Set task
Repeat the rows starting at the one containing "data-source-note: 制图数据来自恒生聚源数据库 —" and ending at the one containing "x-tick-label: 2025Q1-Q3 —", with both of those rows included.

Record excerpts

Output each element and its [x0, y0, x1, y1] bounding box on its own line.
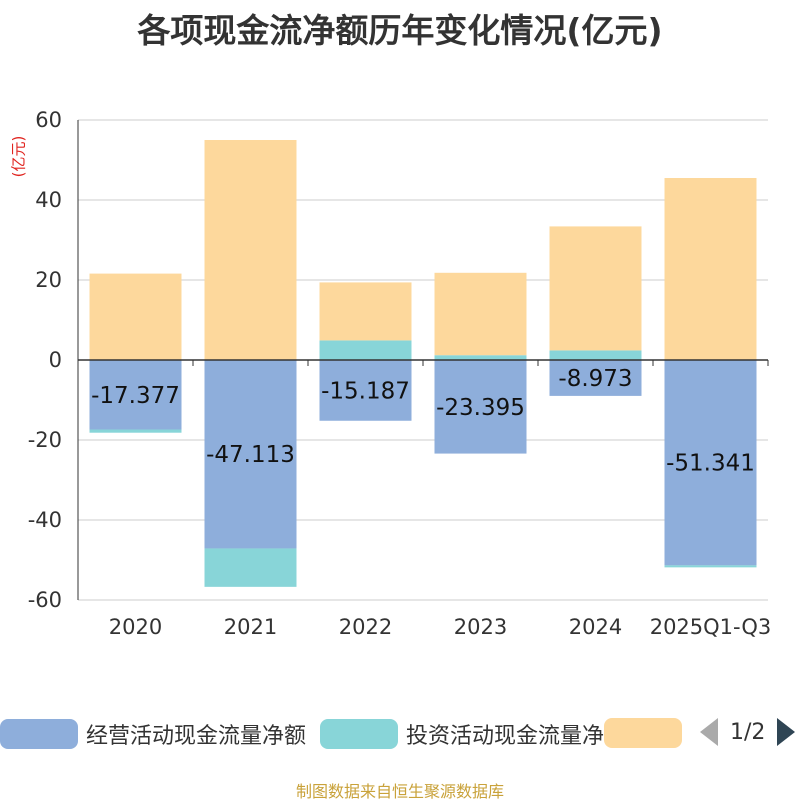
data-source-note: 制图数据来自恒生聚源数据库 — [295, 782, 504, 801]
legend-swatch-investing — [320, 719, 398, 749]
x-tick-label: 2020 — [109, 615, 162, 639]
bar-segment-series-1 — [204, 548, 297, 587]
legend-item-third[interactable] — [604, 718, 682, 748]
bar-segment-series-1 — [434, 355, 527, 360]
legend-item-investing[interactable]: 投资活动现金流量净额 — [320, 718, 626, 750]
x-tick-label: 2024 — [569, 615, 622, 639]
bar-segment-series-2 — [319, 282, 412, 341]
bar-segment-series-2 — [434, 272, 527, 356]
bar-segment-series-1 — [319, 340, 412, 360]
legend-next-page-icon[interactable] — [777, 718, 796, 746]
bar-segment-series-0 — [204, 360, 297, 549]
bar-chart: 60 40 20 0 -20 -40 -60 -17.377 -47.113 -15.187 -23… — [28, 108, 772, 639]
bar-segment-series-0 — [319, 360, 412, 421]
legend-pager: 1/2 — [700, 718, 796, 746]
legend-item-operating[interactable]: 经营活动现金流量净额 — [0, 718, 306, 750]
x-tick-label: 2022 — [339, 615, 392, 639]
x-tick-label: 2025Q1-Q3 — [650, 615, 772, 639]
bar-segment-series-2 — [89, 273, 182, 360]
y-tick-label: -60 — [28, 588, 62, 612]
bar-segment-series-2 — [549, 226, 642, 351]
legend-page-indicator: 1/2 — [730, 719, 766, 745]
legend-swatch-operating — [0, 719, 78, 749]
legend-label-operating: 经营活动现金流量净额 — [86, 724, 307, 749]
data-label: -51.341 — [666, 451, 755, 477]
legend-prev-page-icon[interactable] — [700, 718, 718, 746]
bar-segment-series-2 — [204, 140, 297, 360]
data-label: -47.113 — [206, 442, 295, 468]
data-label: -17.377 — [91, 383, 180, 409]
bar-segment-series-0 — [434, 360, 527, 454]
x-tick-label: 2023 — [454, 615, 507, 639]
chart-title: 各项现金流净额历年变化情况(亿元) — [137, 11, 663, 50]
y-tick-label: 60 — [35, 108, 62, 132]
bar-segment-series-2 — [664, 178, 757, 360]
data-label: -8.973 — [558, 366, 632, 392]
y-tick-label: 20 — [35, 268, 62, 292]
bar-segment-series-0 — [549, 360, 642, 396]
bar-segment-series-0 — [89, 360, 182, 430]
bar-segment-series-1 — [664, 565, 757, 568]
legend-swatch-third — [604, 718, 682, 748]
bar-segment-series-0 — [664, 360, 757, 566]
y-tick-label: -40 — [28, 508, 62, 532]
y-tick-label: 40 — [35, 188, 62, 212]
data-label: -15.187 — [321, 378, 410, 404]
bar-segment-series-1 — [549, 350, 642, 360]
bar-segment-series-1 — [89, 429, 182, 433]
data-label: -23.395 — [436, 395, 525, 421]
legend: 经营活动现金流量净额 投资活动现金流量净额 1/2 — [0, 712, 800, 758]
x-tick-label: 2021 — [224, 615, 277, 639]
y-tick-label: -20 — [28, 428, 62, 452]
y-tick-label: 0 — [49, 348, 62, 372]
legend-label-investing: 投资活动现金流量净额 — [406, 724, 627, 749]
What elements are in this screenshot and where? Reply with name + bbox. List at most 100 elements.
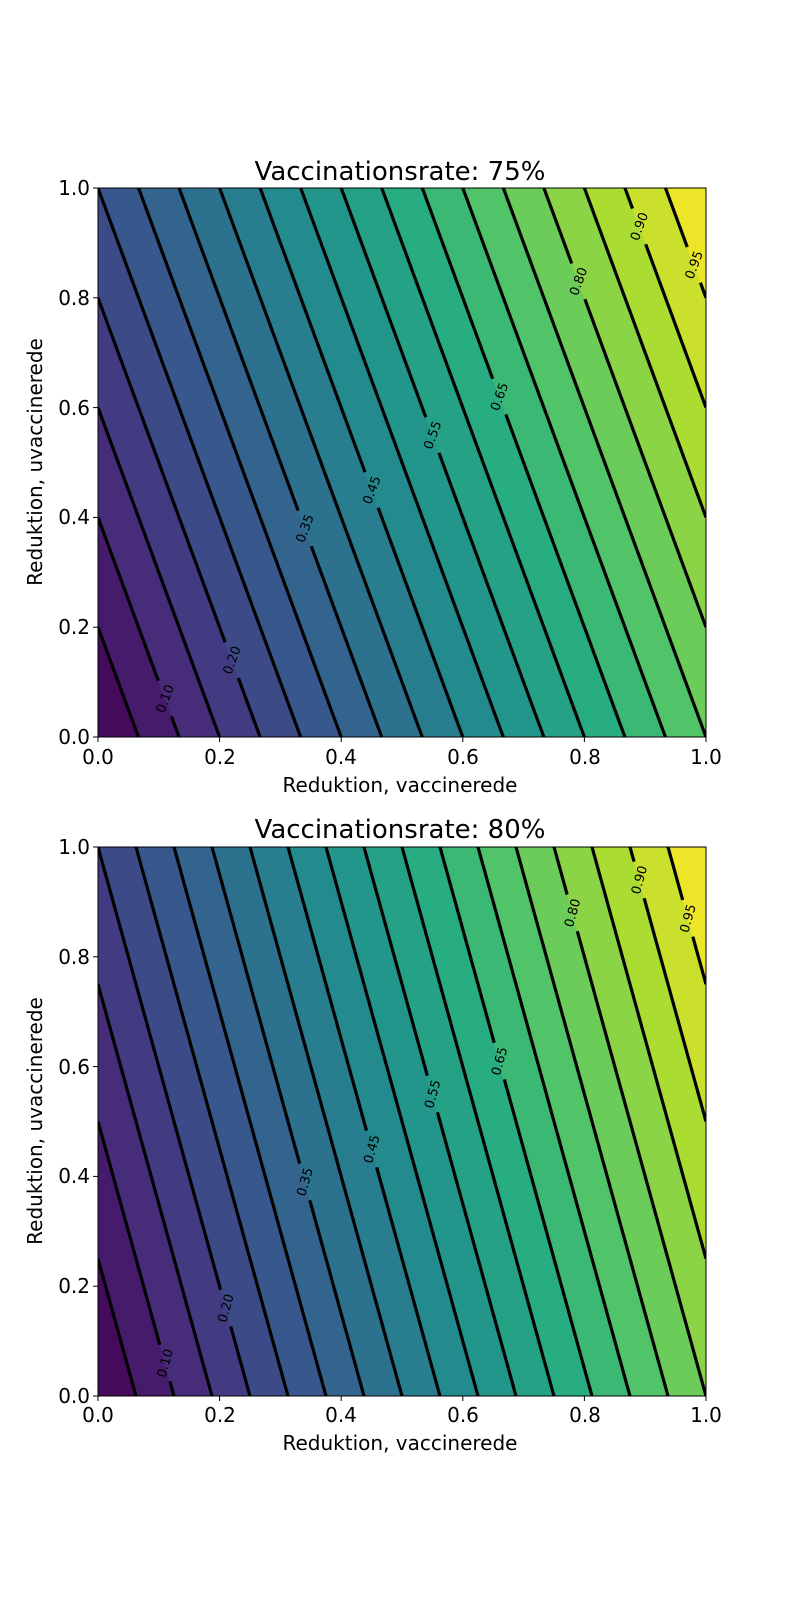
plot-area: 0.100.200.350.450.550.650.800.900.95	[93, 846, 707, 1401]
contour-line	[435, 1111, 518, 1396]
contour-line	[248, 847, 404, 1396]
contour-line	[380, 188, 586, 737]
x-tick-label: 1.0	[690, 1403, 722, 1427]
y-tick-label: 0.2	[58, 1274, 90, 1298]
contour-line	[476, 847, 632, 1396]
contour-line	[628, 847, 636, 863]
contour-line	[582, 188, 706, 518]
x-tick-label: 0.8	[569, 745, 601, 769]
x-tick-label: 0.6	[447, 745, 479, 769]
contour-line	[575, 930, 706, 1396]
contour-line	[172, 847, 328, 1396]
contour-label: 0.20	[216, 1292, 238, 1324]
chart-title: Vaccinationsrate: 75%	[255, 157, 546, 187]
contour-line	[502, 1078, 594, 1396]
contour-line	[98, 1121, 162, 1346]
contour-line	[376, 507, 465, 737]
y-tick-label: 0.8	[58, 286, 90, 310]
contour-label: 0.45	[361, 1133, 383, 1165]
contour-line	[98, 847, 223, 1291]
contour-line	[137, 188, 343, 737]
x-axis-label: Reduktion, vaccinerede	[283, 1431, 518, 1455]
contour-line	[98, 626, 141, 737]
plot-area: 0.100.200.350.450.550.650.800.900.95	[93, 187, 707, 742]
contour-line	[98, 983, 214, 1396]
contour-line	[542, 188, 574, 265]
contour-line	[168, 1380, 176, 1396]
contour-line	[286, 847, 369, 1132]
y-tick-label: 1.0	[58, 835, 90, 859]
contour-label: 0.65	[489, 1045, 511, 1077]
y-tick-label: 0.8	[58, 945, 90, 969]
contour-line	[644, 243, 706, 409]
x-ticks: 0.0 0.2 0.4 0.6 0.8 1.0	[82, 745, 722, 769]
x-tick-label: 0.0	[82, 745, 114, 769]
contour-line	[308, 1199, 366, 1396]
contour-line	[98, 1258, 138, 1396]
contour-label: 0.55	[422, 1078, 444, 1110]
x-tick-label: 0.8	[569, 1403, 601, 1427]
chart-panel-75: Vaccinationsrate: 75% 0.100.200.350.450.…	[23, 157, 722, 797]
contour-label: 0.10	[155, 1347, 177, 1379]
y-tick-label: 0.2	[58, 615, 90, 639]
x-axis-label: Reduktion, vaccinerede	[283, 773, 518, 797]
contour-line	[169, 715, 181, 737]
contour-line	[691, 936, 706, 985]
contour-line	[590, 847, 706, 1260]
y-axis-label: Reduktion, uvaccinerede	[23, 997, 47, 1245]
contour-line	[210, 847, 302, 1165]
contour-line	[420, 188, 495, 380]
contour-line	[504, 413, 627, 737]
contour-line	[461, 188, 667, 737]
contour-line	[229, 1326, 252, 1396]
contour-line	[324, 847, 480, 1396]
contour-line	[339, 188, 428, 418]
contour-line	[134, 847, 290, 1396]
contour-line	[642, 897, 706, 1122]
contour-line	[501, 188, 706, 737]
x-tick-label: 0.0	[82, 1403, 114, 1427]
x-tick-label: 0.2	[204, 745, 236, 769]
chart-title: Vaccinationsrate: 80%	[255, 815, 546, 845]
contour-label: 0.35	[295, 1166, 317, 1198]
x-tick-label: 0.2	[204, 1403, 236, 1427]
contour-line	[663, 188, 689, 248]
contour-line	[218, 188, 424, 737]
axes-frame	[97, 187, 707, 738]
y-tick-label: 0.4	[58, 1164, 90, 1188]
y-tick-label: 0.4	[58, 505, 90, 529]
contour-line	[258, 188, 367, 473]
contour-line	[552, 847, 569, 895]
contour-line	[98, 516, 160, 682]
contour-line	[309, 545, 384, 737]
y-ticks: 0.0 0.2 0.4 0.6 0.8 1.0	[58, 176, 90, 749]
contour-line	[98, 188, 303, 737]
contour-label: 0.80	[562, 897, 584, 929]
contour-line	[98, 407, 222, 737]
x-tick-label: 0.4	[325, 1403, 357, 1427]
contour-line	[98, 297, 227, 643]
x-tick-label: 1.0	[690, 745, 722, 769]
contour-line	[438, 847, 496, 1044]
y-axis-label: Reduktion, uvaccinerede	[23, 338, 47, 586]
contour-line	[666, 847, 685, 901]
x-ticks: 0.0 0.2 0.4 0.6 0.8 1.0	[82, 1403, 722, 1427]
contour-labels: 0.10 0.20 0.35 0.45 0.55 0.65 0.80 0.90 0.95	[155, 864, 700, 1379]
contour-line	[177, 188, 300, 512]
contour-label: 0.90	[629, 864, 651, 896]
y-tick-label: 0.0	[58, 1384, 90, 1408]
chart-panel-80: Vaccinationsrate: 80% 0.10 0.20 0.35 0.45 0.…	[23, 815, 722, 1455]
axes-frame	[97, 846, 707, 1397]
contour-line	[623, 188, 635, 210]
contour-line	[583, 298, 706, 628]
contour-line	[698, 282, 706, 299]
x-tick-label: 0.4	[325, 745, 357, 769]
y-tick-label: 1.0	[58, 176, 90, 200]
contour-line	[437, 452, 546, 737]
x-tick-label: 0.6	[447, 1403, 479, 1427]
y-ticks: 0.0 0.2 0.4 0.6 0.8 1.0	[58, 835, 90, 1408]
y-tick-label: 0.0	[58, 725, 90, 749]
contour-line	[375, 1166, 442, 1396]
y-tick-label: 0.6	[58, 396, 90, 420]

Exercise response
data-source-note: 制图数据来自恒生聚源数据库 — [295, 782, 504, 801]
legend-swatch-investing — [320, 719, 398, 749]
x-tick-label: 2020 — [109, 615, 162, 639]
bar-segment-series-1 — [204, 548, 297, 587]
legend-item-third[interactable] — [604, 718, 682, 748]
bar-segment-series-1 — [434, 355, 527, 360]
legend-item-investing[interactable]: 投资活动现金流量净额 — [320, 718, 626, 750]
x-tick-label: 2024 — [569, 615, 622, 639]
bar-segment-series-2 — [319, 282, 412, 341]
bar-segment-series-2 — [434, 272, 527, 356]
bar-segment-series-1 — [319, 340, 412, 360]
legend-next-page-icon[interactable] — [777, 718, 796, 746]
bar-segment-series-0 — [204, 360, 297, 549]
bar-chart: 60 40 20 0 -20 -40 -60 -17.377 -47.113 -15.187 -23… — [28, 108, 772, 639]
bar-segment-series-0 — [319, 360, 412, 421]
legend-pager: 1/2 — [700, 718, 796, 746]
legend-item-operating[interactable]: 经营活动现金流量净额 — [0, 718, 306, 750]
x-tick-label: 2022 — [339, 615, 392, 639]
x-tick-label: 2025Q1-Q3 — [650, 615, 772, 639]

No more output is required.